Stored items
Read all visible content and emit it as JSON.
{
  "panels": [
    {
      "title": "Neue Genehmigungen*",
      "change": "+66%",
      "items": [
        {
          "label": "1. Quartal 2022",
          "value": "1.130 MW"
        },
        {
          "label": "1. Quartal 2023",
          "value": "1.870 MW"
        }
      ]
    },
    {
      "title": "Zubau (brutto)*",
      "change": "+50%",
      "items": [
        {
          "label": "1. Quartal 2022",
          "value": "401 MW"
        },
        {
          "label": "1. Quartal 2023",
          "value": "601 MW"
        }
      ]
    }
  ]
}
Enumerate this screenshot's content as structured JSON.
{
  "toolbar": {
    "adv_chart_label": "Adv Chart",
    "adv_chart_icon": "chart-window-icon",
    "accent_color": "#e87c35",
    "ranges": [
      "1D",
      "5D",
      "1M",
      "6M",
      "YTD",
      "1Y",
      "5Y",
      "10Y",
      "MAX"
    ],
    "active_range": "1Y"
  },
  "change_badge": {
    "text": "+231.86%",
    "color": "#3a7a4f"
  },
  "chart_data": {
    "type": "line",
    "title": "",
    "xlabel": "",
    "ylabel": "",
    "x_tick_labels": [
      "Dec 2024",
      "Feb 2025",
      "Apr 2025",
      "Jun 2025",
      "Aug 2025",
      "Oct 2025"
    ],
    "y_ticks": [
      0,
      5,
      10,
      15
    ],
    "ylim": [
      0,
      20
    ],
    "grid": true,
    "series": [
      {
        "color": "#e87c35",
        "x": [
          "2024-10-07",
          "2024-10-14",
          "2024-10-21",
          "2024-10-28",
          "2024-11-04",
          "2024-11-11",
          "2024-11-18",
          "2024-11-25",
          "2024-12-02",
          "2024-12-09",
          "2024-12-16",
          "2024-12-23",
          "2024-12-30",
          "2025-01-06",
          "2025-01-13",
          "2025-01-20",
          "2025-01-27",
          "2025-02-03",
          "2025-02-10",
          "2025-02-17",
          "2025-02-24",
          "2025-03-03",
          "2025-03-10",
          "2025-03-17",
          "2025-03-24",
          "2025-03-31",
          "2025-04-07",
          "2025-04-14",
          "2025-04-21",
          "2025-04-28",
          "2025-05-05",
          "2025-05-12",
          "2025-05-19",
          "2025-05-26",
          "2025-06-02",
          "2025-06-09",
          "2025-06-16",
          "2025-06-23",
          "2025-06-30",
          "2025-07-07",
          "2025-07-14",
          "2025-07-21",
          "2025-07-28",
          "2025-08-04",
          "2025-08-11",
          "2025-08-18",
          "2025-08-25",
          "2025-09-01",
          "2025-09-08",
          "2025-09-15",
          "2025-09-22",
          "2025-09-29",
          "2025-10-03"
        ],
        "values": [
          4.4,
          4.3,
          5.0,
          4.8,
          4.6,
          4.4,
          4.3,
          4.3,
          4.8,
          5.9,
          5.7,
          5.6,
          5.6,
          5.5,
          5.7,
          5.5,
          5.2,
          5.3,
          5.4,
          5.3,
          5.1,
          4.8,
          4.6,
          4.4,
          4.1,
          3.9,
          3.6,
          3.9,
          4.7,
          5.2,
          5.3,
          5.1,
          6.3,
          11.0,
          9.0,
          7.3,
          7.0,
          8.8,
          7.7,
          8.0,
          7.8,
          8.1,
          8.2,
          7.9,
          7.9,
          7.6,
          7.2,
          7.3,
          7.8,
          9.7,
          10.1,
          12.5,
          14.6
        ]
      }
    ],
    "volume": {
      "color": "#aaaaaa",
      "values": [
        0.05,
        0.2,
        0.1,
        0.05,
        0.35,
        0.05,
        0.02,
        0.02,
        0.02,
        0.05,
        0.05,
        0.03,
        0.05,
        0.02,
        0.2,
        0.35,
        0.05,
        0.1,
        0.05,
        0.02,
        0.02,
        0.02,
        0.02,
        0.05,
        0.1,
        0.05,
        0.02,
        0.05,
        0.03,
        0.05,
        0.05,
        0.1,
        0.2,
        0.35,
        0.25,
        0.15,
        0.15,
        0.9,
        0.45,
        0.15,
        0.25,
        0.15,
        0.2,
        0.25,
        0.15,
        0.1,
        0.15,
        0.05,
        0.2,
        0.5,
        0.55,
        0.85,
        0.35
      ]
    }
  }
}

### AIM
All of the material above needs to be copied exactly.

### PROBLEM SOLUTION
Read all visible content and emit it as JSON.
{
  "panels": [
    {
      "title": "Neue Genehmigungen*",
      "change": "+66%",
      "items": [
        {
          "label": "1. Quartal 2022",
          "value": "1.130 MW"
        },
        {
          "label": "1. Quartal 2023",
          "value": "1.870 MW"
        }
      ]
    },
    {
      "title": "Zubau (brutto)*",
      "change": "+50%",
      "items": [
        {
          "label": "1. Quartal 2022",
          "value": "401 MW"
        },
        {
          "label": "1. Quartal 2023",
          "value": "601 MW"
        }
      ]
    }
  ]
}
Enumerate this screenshot's content as structured JSON.
{
  "toolbar": {
    "adv_chart_label": "Adv Chart",
    "adv_chart_icon": "chart-window-icon",
    "accent_color": "#e87c35",
    "ranges": [
      "1D",
      "5D",
      "1M",
      "6M",
      "YTD",
      "1Y",
      "5Y",
      "10Y",
      "MAX"
    ],
    "active_range": "1Y"
  },
  "change_badge": {
    "text": "+231.86%",
    "color": "#3a7a4f"
  },
  "chart_data": {
    "type": "line",
    "title": "",
    "xlabel": "",
    "ylabel": "",
    "x_tick_labels": [
      "Dec 2024",
      "Feb 2025",
      "Apr 2025",
      "Jun 2025",
      "Aug 2025",
      "Oct 2025"
    ],
    "y_ticks": [
      0,
      5,
      10,
      15
    ],
    "ylim": [
      0,
      20
    ],
    "grid": true,
    "series": [
      {
        "color": "#e87c35",
        "x": [
          "2024-10-07",
          "2024-10-14",
          "2024-10-21",
          "2024-10-28",
          "2024-11-04",
          "2024-11-11",
          "2024-11-18",
          "2024-11-25",
          "2024-12-02",
          "2024-12-09",
          "2024-12-16",
          "2024-12-23",
          "2024-12-30",
          "2025-01-06",
          "2025-01-13",
          "2025-01-20",
          "2025-01-27",
          "2025-02-03",
          "2025-02-10",
          "2025-02-17",
          "2025-02-24",
          "2025-03-03",
          "2025-03-10",
          "2025-03-17",
          "2025-03-24",
          "2025-03-31",
          "2025-04-07",
          "2025-04-14",
          "2025-04-21",
          "2025-04-28",
          "2025-05-05",
          "2025-05-12",
          "2025-05-19",
          "2025-05-26",
          "2025-06-02",
          "2025-06-09",
          "2025-06-16",
          "2025-06-23",
          "2025-06-30",
          "2025-07-07",
          "2025-07-14",
          "2025-07-21",
          "2025-07-28",
          "2025-08-04",
          "2025-08-11",
          "2025-08-18",
          "2025-08-25",
          "2025-09-01",
          "2025-09-08",
          "2025-09-15",
          "2025-09-22",
          "2025-09-29",
          "2025-10-03"
        ],
        "values": [
          4.4,
          4.3,
          5.0,
          4.8,
          4.6,
          4.4,
          4.3,
          4.3,
          4.8,
          5.9,
          5.7,
          5.6,
          5.6,
          5.5,
          5.7,
          5.5,
          5.2,
          5.3,
          5.4,
          5.3,
          5.1,
          4.8,
          4.6,
          4.4,
          4.1,
          3.9,
          3.6,
          3.9,
          4.7,
          5.2,
          5.3,
          5.1,
          6.3,
          11.0,
          9.0,
          7.3,
          7.0,
          8.8,
          7.7,
          8.0,
          7.8,
          8.1,
          8.2,
          7.9,
          7.9,
          7.6,
          7.2,
          7.3,
          7.8,
          9.7,
          10.1,
          12.5,
          14.6
        ]
      }
    ],
    "volume": {
      "color": "#aaaaaa",
      "values": [
        0.05,
        0.2,
        0.1,
        0.05,
        0.35,
        0.05,
        0.02,
        0.02,
        0.02,
        0.05,
        0.05,
        0.03,
        0.05,
        0.02,
        0.2,
        0.35,
        0.05,
        0.1,
        0.05,
        0.02,
        0.02,
        0.02,
        0.02,
        0.05,
        0.1,
        0.05,
        0.02,
        0.05,
        0.03,
        0.05,
        0.05,
        0.1,
        0.2,
        0.35,
        0.25,
        0.15,
        0.15,
        0.9,
        0.45,
        0.15,
        0.25,
        0.15,
        0.2,
        0.25,
        0.15,
        0.1,
        0.15,
        0.05,
        0.2,
        0.5,
        0.55,
        0.85,
        0.35
      ]
    }
  }
}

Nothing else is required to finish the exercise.